◆ **Do this**: Pictures appear in the records below; write out everything else exactly.

◆ **Given data**:
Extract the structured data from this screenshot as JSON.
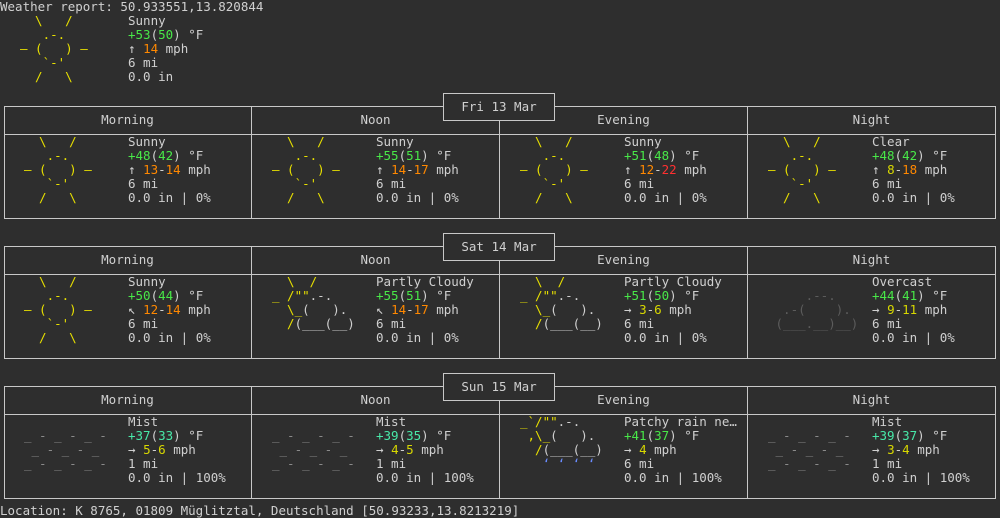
{
  "header": {
    "title": "Weather report: 50.933551,13.820844"
  },
  "current": {
    "condition": "Sunny",
    "temp_prefix": "+53",
    "temp_feels": "50",
    "temp_unit": "°F",
    "wind_arrow": "↑",
    "wind_speed": "14",
    "wind_unit": "mph",
    "visibility": "6 mi",
    "precip": "0.0 in",
    "icon": "sun-icon"
  },
  "days": [
    {
      "label": "Fri 13 Mar",
      "periods": [
        {
          "title": "Morning",
          "condition": "Sunny",
          "temp": "+48",
          "feels": "42",
          "unit": "°F",
          "wind_arrow": "↑",
          "wind_a": "13",
          "wind_b": "14",
          "wind_unit": "mph",
          "visibility": "6 mi",
          "precip": "0.0 in | 0%",
          "icon": "sun-icon"
        },
        {
          "title": "Noon",
          "condition": "Sunny",
          "temp": "+55",
          "feels": "51",
          "unit": "°F",
          "wind_arrow": "↑",
          "wind_a": "14",
          "wind_b": "17",
          "wind_unit": "mph",
          "visibility": "6 mi",
          "precip": "0.0 in | 0%",
          "icon": "sun-icon"
        },
        {
          "title": "Evening",
          "condition": "Sunny",
          "temp": "+51",
          "feels": "48",
          "unit": "°F",
          "wind_arrow": "↑",
          "wind_a": "12",
          "wind_b": "22",
          "wind_unit": "mph",
          "visibility": "6 mi",
          "precip": "0.0 in | 0%",
          "icon": "sun-icon"
        },
        {
          "title": "Night",
          "condition": "Clear",
          "temp": "+48",
          "feels": "42",
          "unit": "°F",
          "wind_arrow": "↑",
          "wind_a": "8",
          "wind_b": "18",
          "wind_unit": "mph",
          "visibility": "6 mi",
          "precip": "0.0 in | 0%",
          "icon": "sun-icon"
        }
      ]
    },
    {
      "label": "Sat 14 Mar",
      "periods": [
        {
          "title": "Morning",
          "condition": "Sunny",
          "temp": "+50",
          "feels": "44",
          "unit": "°F",
          "wind_arrow": "↖",
          "wind_a": "12",
          "wind_b": "14",
          "wind_unit": "mph",
          "visibility": "6 mi",
          "precip": "0.0 in | 0%",
          "icon": "sun-icon"
        },
        {
          "title": "Noon",
          "condition": "Partly Cloudy",
          "temp": "+55",
          "feels": "51",
          "unit": "°F",
          "wind_arrow": "↖",
          "wind_a": "14",
          "wind_b": "17",
          "wind_unit": "mph",
          "visibility": "6 mi",
          "precip": "0.0 in | 0%",
          "icon": "partly-cloudy-icon"
        },
        {
          "title": "Evening",
          "condition": "Partly Cloudy",
          "temp": "+51",
          "feels": "50",
          "unit": "°F",
          "wind_arrow": "→",
          "wind_a": "3",
          "wind_b": "6",
          "wind_unit": "mph",
          "visibility": "6 mi",
          "precip": "0.0 in | 0%",
          "icon": "partly-cloudy-icon"
        },
        {
          "title": "Night",
          "condition": "Overcast",
          "temp": "+44",
          "feels": "41",
          "unit": "°F",
          "wind_arrow": "→",
          "wind_a": "9",
          "wind_b": "11",
          "wind_unit": "mph",
          "visibility": "6 mi",
          "precip": "0.0 in | 0%",
          "icon": "overcast-icon"
        }
      ]
    },
    {
      "label": "Sun 15 Mar",
      "periods": [
        {
          "title": "Morning",
          "condition": "Mist",
          "temp": "+37",
          "feels": "33",
          "unit": "°F",
          "wind_arrow": "→",
          "wind_a": "5",
          "wind_b": "6",
          "wind_unit": "mph",
          "visibility": "1 mi",
          "precip": "0.0 in | 100%",
          "icon": "mist-icon"
        },
        {
          "title": "Noon",
          "condition": "Mist",
          "temp": "+39",
          "feels": "35",
          "unit": "°F",
          "wind_arrow": "→",
          "wind_a": "4",
          "wind_b": "5",
          "wind_unit": "mph",
          "visibility": "1 mi",
          "precip": "0.0 in | 100%",
          "icon": "mist-icon"
        },
        {
          "title": "Evening",
          "condition": "Patchy rain ne…",
          "temp": "+41",
          "feels": "37",
          "unit": "°F",
          "wind_arrow": "→",
          "wind_a": "4",
          "wind_b": "",
          "wind_unit": "mph",
          "visibility": "6 mi",
          "precip": "0.0 in | 100%",
          "icon": "patchy-rain-icon"
        },
        {
          "title": "Night",
          "condition": "Mist",
          "temp": "+39",
          "feels": "37",
          "unit": "°F",
          "wind_arrow": "→",
          "wind_a": "3",
          "wind_b": "4",
          "wind_unit": "mph",
          "visibility": "1 mi",
          "precip": "0.0 in | 100%",
          "icon": "mist-icon"
        }
      ]
    }
  ],
  "footer": {
    "location": "Location: K 8765, 01809 Müglitztal, Deutschland [50.93233,13.8213219]"
  },
  "colors": {
    "background": "#2e2e2e",
    "text": "#d0d0d0",
    "sun": "#e8e000",
    "temp_green": "#48e848",
    "temp_teal": "#48e8a8",
    "wind_orange": "#ff8800",
    "wind_red": "#ff3030",
    "wind_yellow": "#d8d800",
    "cloud_gray": "#8a8a8a",
    "overcast_gray": "#5c5c5c",
    "rain_blue": "#6a8cff",
    "border": "#c8c8c8"
  }
}
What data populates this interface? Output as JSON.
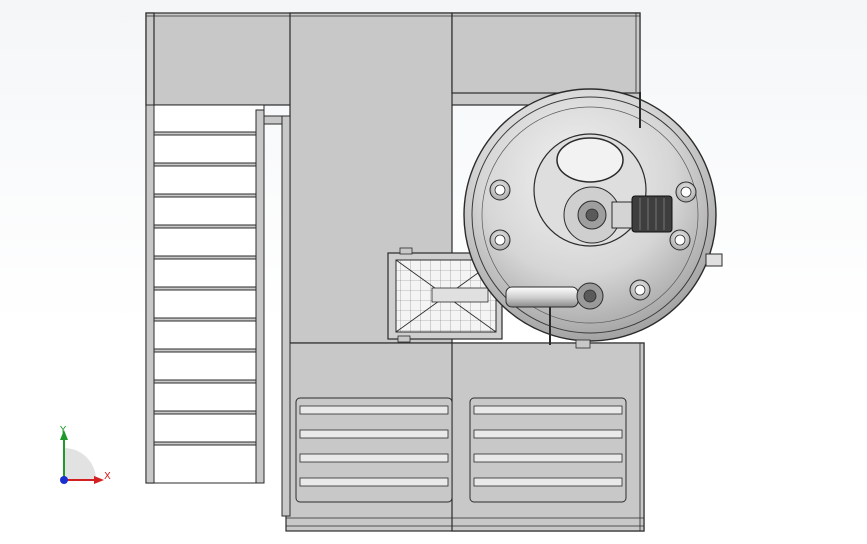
{
  "triad": {
    "x_label": "X",
    "y_label": "Y"
  },
  "colors": {
    "frame": "#c8c8c8",
    "frame_stroke": "#2b2b2b",
    "vessel": "#d9d9d9",
    "triad_x": "#d42020",
    "triad_y": "#1e9a2a",
    "triad_z": "#1a2fd0"
  }
}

◆ **Expected output**:
Extract the structured data from this screenshot as JSON.
{
  "header": {
    "title": "Weather report: 50.933551,13.820844"
  },
  "current": {
    "condition": "Sunny",
    "temp_prefix": "+53",
    "temp_feels": "50",
    "temp_unit": "°F",
    "wind_arrow": "↑",
    "wind_speed": "14",
    "wind_unit": "mph",
    "visibility": "6 mi",
    "precip": "0.0 in",
    "icon": "sun-icon"
  },
  "days": [
    {
      "label": "Fri 13 Mar",
      "periods": [
        {
          "title": "Morning",
          "condition": "Sunny",
          "temp": "+48",
          "feels": "42",
          "unit": "°F",
          "wind_arrow": "↑",
          "wind_a": "13",
          "wind_b": "14",
          "wind_unit": "mph",
          "visibility": "6 mi",
          "precip": "0.0 in | 0%",
          "icon": "sun-icon"
        },
        {
          "title": "Noon",
          "condition": "Sunny",
          "temp": "+55",
          "feels": "51",
          "unit": "°F",
          "wind_arrow": "↑",
          "wind_a": "14",
          "wind_b": "17",
          "wind_unit": "mph",
          "visibility": "6 mi",
          "precip": "0.0 in | 0%",
          "icon": "sun-icon"
        },
        {
          "title": "Evening",
          "condition": "Sunny",
          "temp": "+51",
          "feels": "48",
          "unit": "°F",
          "wind_arrow": "↑",
          "wind_a": "12",
          "wind_b": "22",
          "wind_unit": "mph",
          "visibility": "6 mi",
          "precip": "0.0 in | 0%",
          "icon": "sun-icon"
        },
        {
          "title": "Night",
          "condition": "Clear",
          "temp": "+48",
          "feels": "42",
          "unit": "°F",
          "wind_arrow": "↑",
          "wind_a": "8",
          "wind_b": "18",
          "wind_unit": "mph",
          "visibility": "6 mi",
          "precip": "0.0 in | 0%",
          "icon": "sun-icon"
        }
      ]
    },
    {
      "label": "Sat 14 Mar",
      "periods": [
        {
          "title": "Morning",
          "condition": "Sunny",
          "temp": "+50",
          "feels": "44",
          "unit": "°F",
          "wind_arrow": "↖",
          "wind_a": "12",
          "wind_b": "14",
          "wind_unit": "mph",
          "visibility": "6 mi",
          "precip": "0.0 in | 0%",
          "icon": "sun-icon"
        },
        {
          "title": "Noon",
          "condition": "Partly Cloudy",
          "temp": "+55",
          "feels": "51",
          "unit": "°F",
          "wind_arrow": "↖",
          "wind_a": "14",
          "wind_b": "17",
          "wind_unit": "mph",
          "visibility": "6 mi",
          "precip": "0.0 in | 0%",
          "icon": "partly-cloudy-icon"
        },
        {
          "title": "Evening",
          "condition": "Partly Cloudy",
          "temp": "+51",
          "feels": "50",
          "unit": "°F",
          "wind_arrow": "→",
          "wind_a": "3",
          "wind_b": "6",
          "wind_unit": "mph",
          "visibility": "6 mi",
          "precip": "0.0 in | 0%",
          "icon": "partly-cloudy-icon"
        },
        {
          "title": "Night",
          "condition": "Overcast",
          "temp": "+44",
          "feels": "41",
          "unit": "°F",
          "wind_arrow": "→",
          "wind_a": "9",
          "wind_b": "11",
          "wind_unit": "mph",
          "visibility": "6 mi",
          "precip": "0.0 in | 0%",
          "icon": "overcast-icon"
        }
      ]
    },
    {
      "label": "Sun 15 Mar",
      "periods": [
        {
          "title": "Morning",
          "condition": "Mist",
          "temp": "+37",
          "feels": "33",
          "unit": "°F",
          "wind_arrow": "→",
          "wind_a": "5",
          "wind_b": "6",
          "wind_unit": "mph",
          "visibility": "1 mi",
          "precip": "0.0 in | 100%",
          "icon": "mist-icon"
        },
        {
          "title": "Noon",
          "condition": "Mist",
          "temp": "+39",
          "feels": "35",
          "unit": "°F",
          "wind_arrow": "→",
          "wind_a": "4",
          "wind_b": "5",
          "wind_unit": "mph",
          "visibility": "1 mi",
          "precip": "0.0 in | 100%",
          "icon": "mist-icon"
        },
        {
          "title": "Evening",
          "condition": "Patchy rain ne…",
          "temp": "+41",
          "feels": "37",
          "unit": "°F",
          "wind_arrow": "→",
          "wind_a": "4",
          "wind_b": "",
          "wind_unit": "mph",
          "visibility": "6 mi",
          "precip": "0.0 in | 100%",
          "icon": "patchy-rain-icon"
        },
        {
          "title": "Night",
          "condition": "Mist",
          "temp": "+39",
          "feels": "37",
          "unit": "°F",
          "wind_arrow": "→",
          "wind_a": "3",
          "wind_b": "4",
          "wind_unit": "mph",
          "visibility": "1 mi",
          "precip": "0.0 in | 100%",
          "icon": "mist-icon"
        }
      ]
    }
  ],
  "footer": {
    "location": "Location: K 8765, 01809 Müglitztal, Deutschland [50.93233,13.8213219]"
  },
  "colors": {
    "background": "#2e2e2e",
    "text": "#d0d0d0",
    "sun": "#e8e000",
    "temp_green": "#48e848",
    "temp_teal": "#48e8a8",
    "wind_orange": "#ff8800",
    "wind_red": "#ff3030",
    "wind_yellow": "#d8d800",
    "cloud_gray": "#8a8a8a",
    "overcast_gray": "#5c5c5c",
    "rain_blue": "#6a8cff",
    "border": "#c8c8c8"
  }
}
What data populates this interface? Output as JSON.
{
  "triad": {
    "x_label": "X",
    "y_label": "Y"
  },
  "colors": {
    "frame": "#c8c8c8",
    "frame_stroke": "#2b2b2b",
    "vessel": "#d9d9d9",
    "triad_x": "#d42020",
    "triad_y": "#1e9a2a",
    "triad_z": "#1a2fd0"
  }
}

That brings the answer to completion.